◆ **Exercise requirements**
Can you pull out each line of the data below that includes the word "Gellia"?

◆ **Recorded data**
::::::::::
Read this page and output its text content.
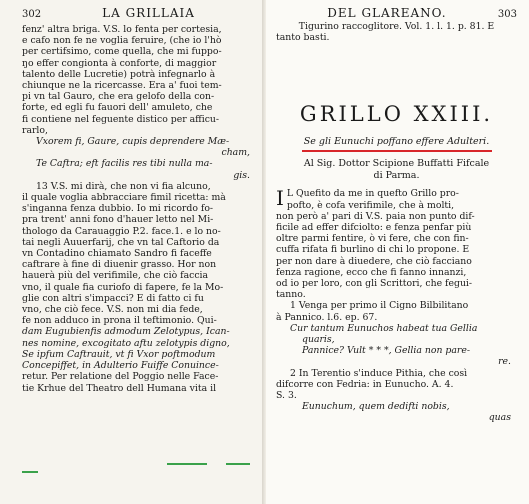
302	LA GRILLAIA
fenz' altra briga. V.S. lo fenta per cortesia,
e cafo non fe ne voglia feruire, (che io l'hò
per certifsimo, come quella, che mi fuppo-
ŋo effer congionta à conforte, di maggior
talento delle Lucretie) potrà infegnarlo à
chiunque ne la ricercasse. Era a' fuoi tem-
pi vn tal Gauro, che era gelofo della con-
forte, ed egli fu fauori dell' amuleto, che
fi contiene nel feguente distico per afficu-
rarlo,
Vxorem fi, Gaure, cupis deprendere Mæ-
cham,
Te Caftra; eft facilis res tibi nulla ma-
gis.
13 V.S. mi dirà, che non vi fia alcuno,
il quale voglia abbracciare fimil ricetta: mà
s'inganna fenza dubbio. Io mi ricordo fo-
pra trent' anni fono d'hauer letto nel Mi-
thologo da Carauaggio P.2. face.1. e lo no-
tai negli Auuerfarij, che vn tal Caftorio da
vn Contadino chiamato Sandro fi faceffe
caftrare à fine di diuenir grasso. Hor non
hauerà più del verifimile, che ciò faccia
vno, il quale fia curiofo di fapere, fe la Mo-
glie con altri s'impacci? E di fatto ci fu
vno, che ciò fece. V.S. non mi dia fede,
fe non adduco in prona il teftimonio. Qui-
dam Eugubienfis admodum Zelotypus, Ican-
nes nomine, excogitato aftu zelotypis digno,
Se ipfum Caftrauit, vt fi Vxor poftmodum
Concepiffet, in Adulterio Fuiffe Conuince-
retur. Per relatione del Poggio nelle Face-
tie Krhue del Theatro dell Humana vita il
DEL GLAREANO.	303
Tigurino raccoglitore. Vol. 1. l. 1. p. 81. E
tanto basti.
GRILLO XXIII.
Se gli Eunuchi poffano effere Adulteri.
Al Sig. Dottor Scipione Buffatti Fifcale
di Parma.
I L Quefito da me in quefto Grillo pro-
pofto, è cofa verifimile, che à molti,
non però a' pari di V.S. paia non punto dif-
ficile ad effer difciolto: e fenza penfar più
oltre parmi fentire, ò vi fere, che con fin-
cuffa rifata fi burlino di chi lo propone. E
per non dare à diuedere, che ciò facciano
fenza ragione, ecco che fi fanno innanzi,
od io per loro, con gli Scrittori, che fegui-
tanno.
1 Venga per primo il Cigno Bilbilitano
à Pannico. l.6. ep. 67.
Cur tantum Eunuchos habeat tua Gellia
quaris,
Pannice? Vult * * *, Gellia non pare-
re.
2 In Terentio s'induce Pithia, che così
difcorre con Fedria: in Eunucho. A. 4.
S. 3.
Eunuchum, quem dedifti nobis,
quas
::::::::::
◆ **Output of the task**
Cur tantum Eunuchos habeat tua Gellia
Pannice? Vult * * *, Gellia non pare-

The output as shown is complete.